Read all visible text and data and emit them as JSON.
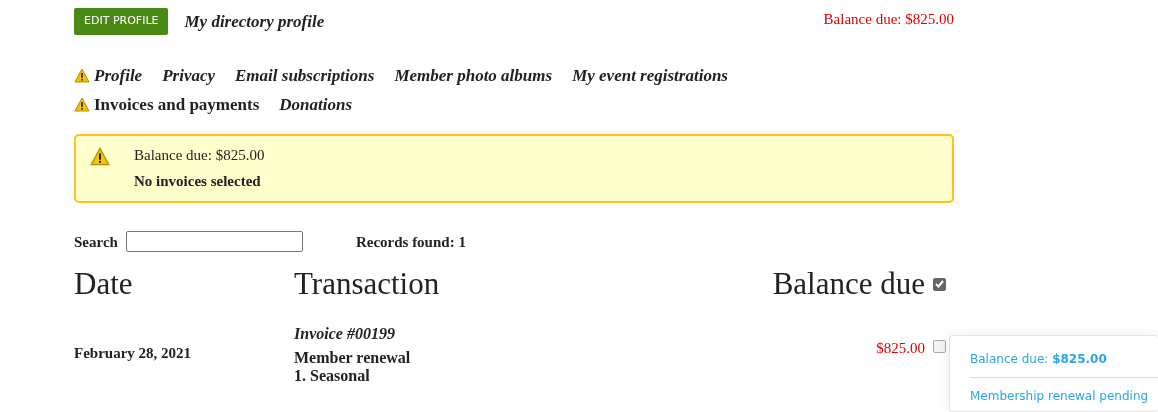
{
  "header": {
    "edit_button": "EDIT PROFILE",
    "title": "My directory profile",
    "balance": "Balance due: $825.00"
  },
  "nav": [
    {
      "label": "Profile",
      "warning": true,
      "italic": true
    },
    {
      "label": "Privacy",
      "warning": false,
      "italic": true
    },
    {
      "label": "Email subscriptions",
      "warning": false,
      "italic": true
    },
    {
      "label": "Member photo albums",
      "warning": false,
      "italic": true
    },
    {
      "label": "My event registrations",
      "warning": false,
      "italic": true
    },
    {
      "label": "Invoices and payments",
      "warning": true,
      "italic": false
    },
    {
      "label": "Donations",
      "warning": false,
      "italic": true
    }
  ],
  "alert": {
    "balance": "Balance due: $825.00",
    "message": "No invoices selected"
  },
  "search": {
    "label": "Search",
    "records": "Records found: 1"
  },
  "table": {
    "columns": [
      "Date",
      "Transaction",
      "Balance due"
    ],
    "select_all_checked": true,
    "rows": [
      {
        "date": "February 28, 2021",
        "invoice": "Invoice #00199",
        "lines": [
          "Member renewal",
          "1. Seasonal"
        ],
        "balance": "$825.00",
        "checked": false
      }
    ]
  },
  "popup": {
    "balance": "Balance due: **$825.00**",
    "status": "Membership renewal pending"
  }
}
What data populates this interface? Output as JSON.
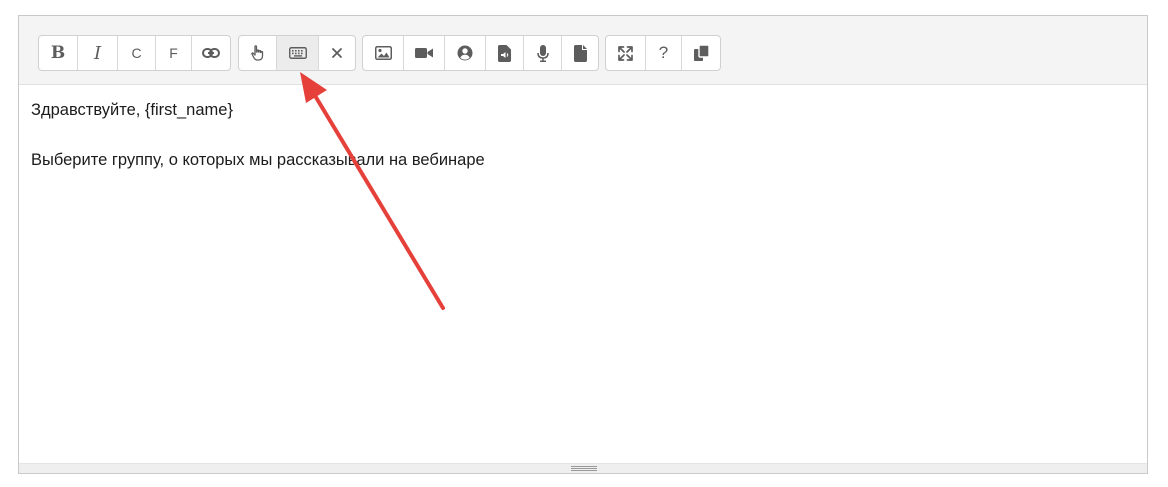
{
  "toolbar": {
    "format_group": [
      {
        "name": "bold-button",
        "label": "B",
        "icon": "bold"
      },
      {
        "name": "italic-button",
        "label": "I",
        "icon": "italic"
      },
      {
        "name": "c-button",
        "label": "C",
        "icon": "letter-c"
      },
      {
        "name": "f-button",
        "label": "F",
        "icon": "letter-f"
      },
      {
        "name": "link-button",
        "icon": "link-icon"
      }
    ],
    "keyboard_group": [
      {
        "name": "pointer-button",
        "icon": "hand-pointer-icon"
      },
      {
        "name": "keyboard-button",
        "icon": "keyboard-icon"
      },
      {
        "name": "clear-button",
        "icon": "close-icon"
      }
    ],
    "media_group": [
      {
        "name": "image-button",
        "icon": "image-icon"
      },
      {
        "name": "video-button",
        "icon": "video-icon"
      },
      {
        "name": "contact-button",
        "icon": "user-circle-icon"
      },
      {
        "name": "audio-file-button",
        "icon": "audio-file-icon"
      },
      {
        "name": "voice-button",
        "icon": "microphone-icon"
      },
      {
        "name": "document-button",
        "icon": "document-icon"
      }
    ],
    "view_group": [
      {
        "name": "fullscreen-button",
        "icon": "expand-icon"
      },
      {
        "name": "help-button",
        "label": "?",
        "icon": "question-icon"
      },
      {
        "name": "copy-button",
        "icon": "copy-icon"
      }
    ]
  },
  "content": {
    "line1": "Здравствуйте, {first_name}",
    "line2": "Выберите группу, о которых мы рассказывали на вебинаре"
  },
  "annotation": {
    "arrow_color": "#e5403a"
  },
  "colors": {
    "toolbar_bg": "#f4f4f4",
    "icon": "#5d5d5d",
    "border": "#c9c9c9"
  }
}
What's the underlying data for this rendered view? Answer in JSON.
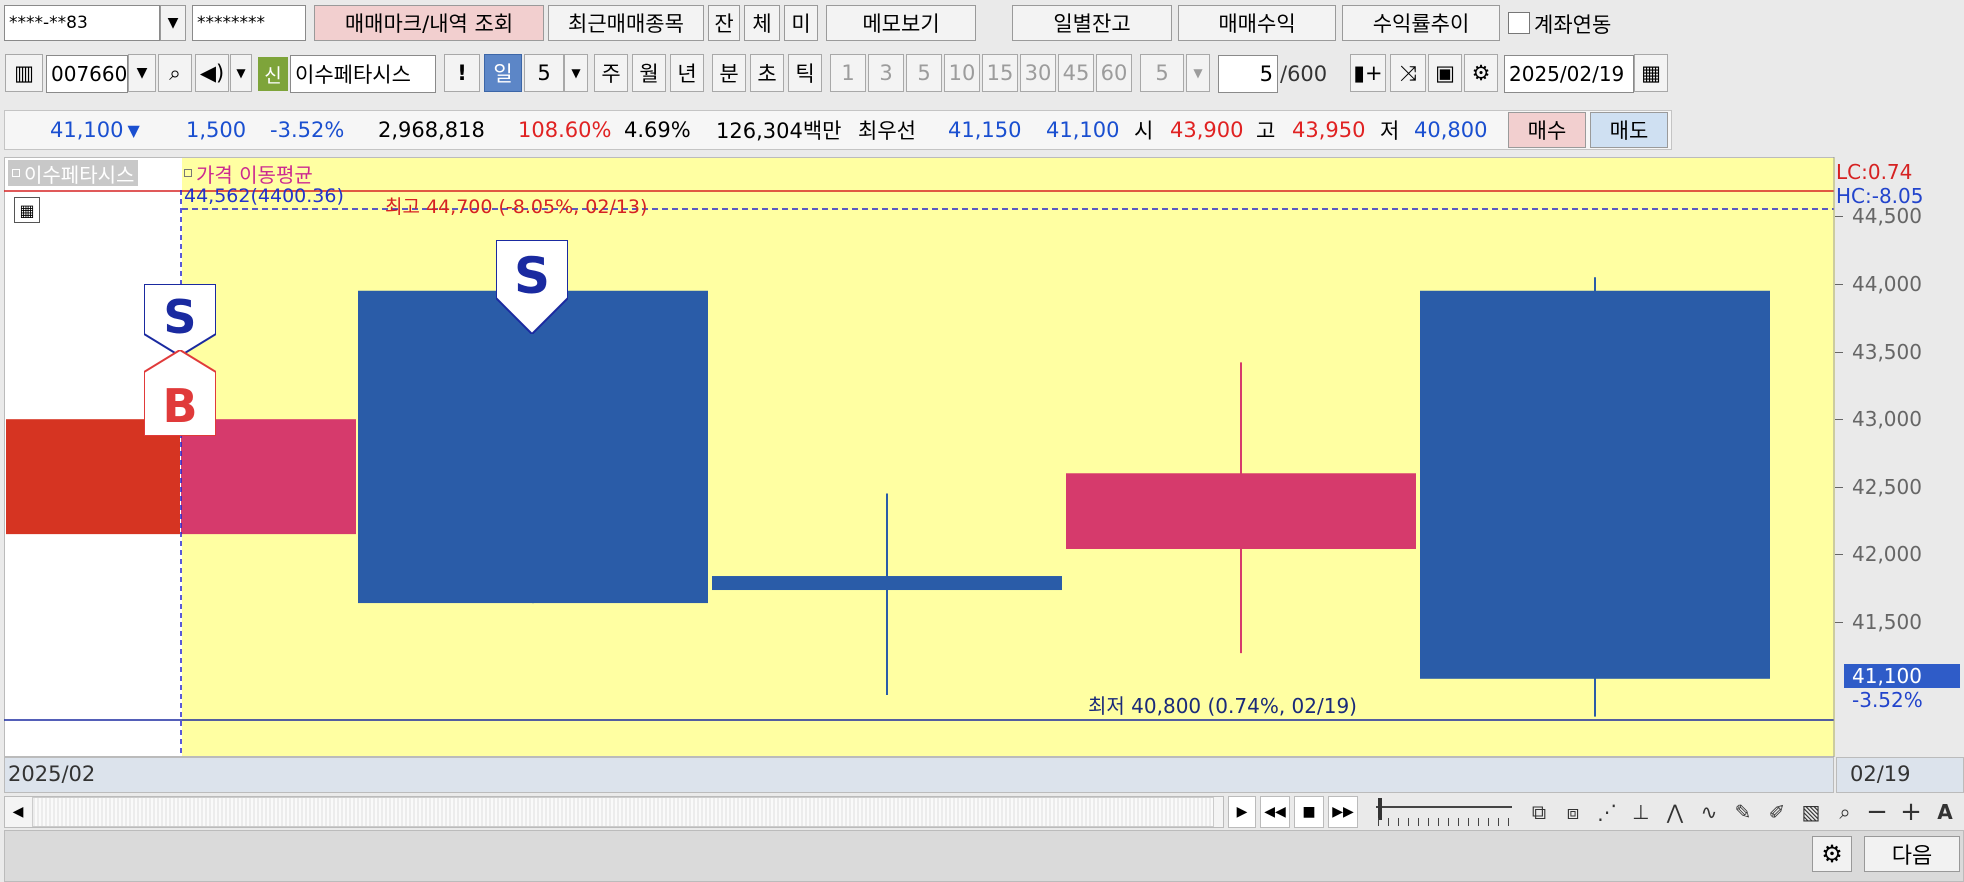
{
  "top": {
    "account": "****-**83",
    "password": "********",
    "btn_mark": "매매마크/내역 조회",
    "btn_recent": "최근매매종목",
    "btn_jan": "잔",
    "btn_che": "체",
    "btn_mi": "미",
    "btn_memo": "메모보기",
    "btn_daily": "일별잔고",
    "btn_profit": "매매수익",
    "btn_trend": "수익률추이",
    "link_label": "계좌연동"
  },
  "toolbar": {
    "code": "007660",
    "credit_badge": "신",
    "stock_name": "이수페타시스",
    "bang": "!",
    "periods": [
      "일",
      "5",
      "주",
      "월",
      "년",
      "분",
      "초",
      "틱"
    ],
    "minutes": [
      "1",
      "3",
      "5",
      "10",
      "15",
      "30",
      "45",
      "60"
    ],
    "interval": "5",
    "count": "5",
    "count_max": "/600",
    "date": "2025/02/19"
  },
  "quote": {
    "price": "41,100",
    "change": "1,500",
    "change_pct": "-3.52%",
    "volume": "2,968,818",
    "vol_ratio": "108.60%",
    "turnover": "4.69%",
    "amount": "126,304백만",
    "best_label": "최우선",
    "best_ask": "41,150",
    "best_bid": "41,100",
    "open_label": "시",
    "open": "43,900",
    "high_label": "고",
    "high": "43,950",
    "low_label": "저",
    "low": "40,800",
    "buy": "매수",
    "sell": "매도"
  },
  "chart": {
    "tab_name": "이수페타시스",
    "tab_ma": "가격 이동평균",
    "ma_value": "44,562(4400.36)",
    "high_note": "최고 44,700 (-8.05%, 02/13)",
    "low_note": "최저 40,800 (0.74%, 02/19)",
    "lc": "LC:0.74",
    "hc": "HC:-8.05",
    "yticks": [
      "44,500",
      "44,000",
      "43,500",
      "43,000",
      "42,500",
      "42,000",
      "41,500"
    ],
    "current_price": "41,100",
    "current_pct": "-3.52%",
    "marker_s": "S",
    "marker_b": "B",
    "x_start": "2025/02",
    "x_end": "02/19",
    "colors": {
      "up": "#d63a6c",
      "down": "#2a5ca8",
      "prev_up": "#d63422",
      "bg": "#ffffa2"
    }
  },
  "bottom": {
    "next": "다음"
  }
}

PROBLEM REQUIREMENTS: Except for the pictures, give all the material above again verbatim.

WORKED ANSWER:
Read all visible text and data and emit them as JSON.
{
  "header": {
    "edit_button": "EDIT PROFILE",
    "title": "My directory profile",
    "balance": "Balance due: $825.00"
  },
  "nav": [
    {
      "label": "Profile",
      "warning": true,
      "italic": true
    },
    {
      "label": "Privacy",
      "warning": false,
      "italic": true
    },
    {
      "label": "Email subscriptions",
      "warning": false,
      "italic": true
    },
    {
      "label": "Member photo albums",
      "warning": false,
      "italic": true
    },
    {
      "label": "My event registrations",
      "warning": false,
      "italic": true
    },
    {
      "label": "Invoices and payments",
      "warning": true,
      "italic": false
    },
    {
      "label": "Donations",
      "warning": false,
      "italic": true
    }
  ],
  "alert": {
    "balance": "Balance due: $825.00",
    "message": "No invoices selected"
  },
  "search": {
    "label": "Search",
    "records": "Records found: 1"
  },
  "table": {
    "columns": [
      "Date",
      "Transaction",
      "Balance due"
    ],
    "select_all_checked": true,
    "rows": [
      {
        "date": "February 28, 2021",
        "invoice": "Invoice #00199",
        "lines": [
          "Member renewal",
          "1. Seasonal"
        ],
        "balance": "$825.00",
        "checked": false
      }
    ]
  },
  "popup": {
    "balance": "Balance due: **$825.00**",
    "status": "Membership renewal pending"
  }
}
What data populates this interface? Output as JSON.
{
  "toolbar": {
    "format_group": [
      {
        "name": "bold-button",
        "label": "B",
        "icon": "bold"
      },
      {
        "name": "italic-button",
        "label": "I",
        "icon": "italic"
      },
      {
        "name": "c-button",
        "label": "C",
        "icon": "letter-c"
      },
      {
        "name": "f-button",
        "label": "F",
        "icon": "letter-f"
      },
      {
        "name": "link-button",
        "icon": "link-icon"
      }
    ],
    "keyboard_group": [
      {
        "name": "pointer-button",
        "icon": "hand-pointer-icon"
      },
      {
        "name": "keyboard-button",
        "icon": "keyboard-icon"
      },
      {
        "name": "clear-button",
        "icon": "close-icon"
      }
    ],
    "media_group": [
      {
        "name": "image-button",
        "icon": "image-icon"
      },
      {
        "name": "video-button",
        "icon": "video-icon"
      },
      {
        "name": "contact-button",
        "icon": "user-circle-icon"
      },
      {
        "name": "audio-file-button",
        "icon": "audio-file-icon"
      },
      {
        "name": "voice-button",
        "icon": "microphone-icon"
      },
      {
        "name": "document-button",
        "icon": "document-icon"
      }
    ],
    "view_group": [
      {
        "name": "fullscreen-button",
        "icon": "expand-icon"
      },
      {
        "name": "help-button",
        "label": "?",
        "icon": "question-icon"
      },
      {
        "name": "copy-button",
        "icon": "copy-icon"
      }
    ]
  },
  "content": {
    "line1": "Здравствуйте, {first_name}",
    "line2": "Выберите группу, о которых мы рассказывали на вебинаре"
  },
  "annotation": {
    "arrow_color": "#e5403a"
  },
  "colors": {
    "toolbar_bg": "#f4f4f4",
    "icon": "#5d5d5d",
    "border": "#c9c9c9"
  }
}
What's the underlying data for this rendered view? Answer in JSON.
{
  "top": {
    "account": "****-**83",
    "password": "********",
    "btn_mark": "매매마크/내역 조회",
    "btn_recent": "최근매매종목",
    "btn_jan": "잔",
    "btn_che": "체",
    "btn_mi": "미",
    "btn_memo": "메모보기",
    "btn_daily": "일별잔고",
    "btn_profit": "매매수익",
    "btn_trend": "수익률추이",
    "link_label": "계좌연동"
  },
  "toolbar": {
    "code": "007660",
    "credit_badge": "신",
    "stock_name": "이수페타시스",
    "bang": "!",
    "periods": [
      "일",
      "5",
      "주",
      "월",
      "년",
      "분",
      "초",
      "틱"
    ],
    "minutes": [
      "1",
      "3",
      "5",
      "10",
      "15",
      "30",
      "45",
      "60"
    ],
    "interval": "5",
    "count": "5",
    "count_max": "/600",
    "date": "2025/02/19"
  },
  "quote": {
    "price": "41,100",
    "change": "1,500",
    "change_pct": "-3.52%",
    "volume": "2,968,818",
    "vol_ratio": "108.60%",
    "turnover": "4.69%",
    "amount": "126,304백만",
    "best_label": "최우선",
    "best_ask": "41,150",
    "best_bid": "41,100",
    "open_label": "시",
    "open": "43,900",
    "high_label": "고",
    "high": "43,950",
    "low_label": "저",
    "low": "40,800",
    "buy": "매수",
    "sell": "매도"
  },
  "chart": {
    "tab_name": "이수페타시스",
    "tab_ma": "가격 이동평균",
    "ma_value": "44,562(4400.36)",
    "high_note": "최고 44,700 (-8.05%, 02/13)",
    "low_note": "최저 40,800 (0.74%, 02/19)",
    "lc": "LC:0.74",
    "hc": "HC:-8.05",
    "yticks": [
      "44,500",
      "44,000",
      "43,500",
      "43,000",
      "42,500",
      "42,000",
      "41,500"
    ],
    "current_price": "41,100",
    "current_pct": "-3.52%",
    "marker_s": "S",
    "marker_b": "B",
    "x_start": "2025/02",
    "x_end": "02/19",
    "colors": {
      "up": "#d63a6c",
      "down": "#2a5ca8",
      "prev_up": "#d63422",
      "bg": "#ffffa2"
    }
  },
  "bottom": {
    "next": "다음"
  }
}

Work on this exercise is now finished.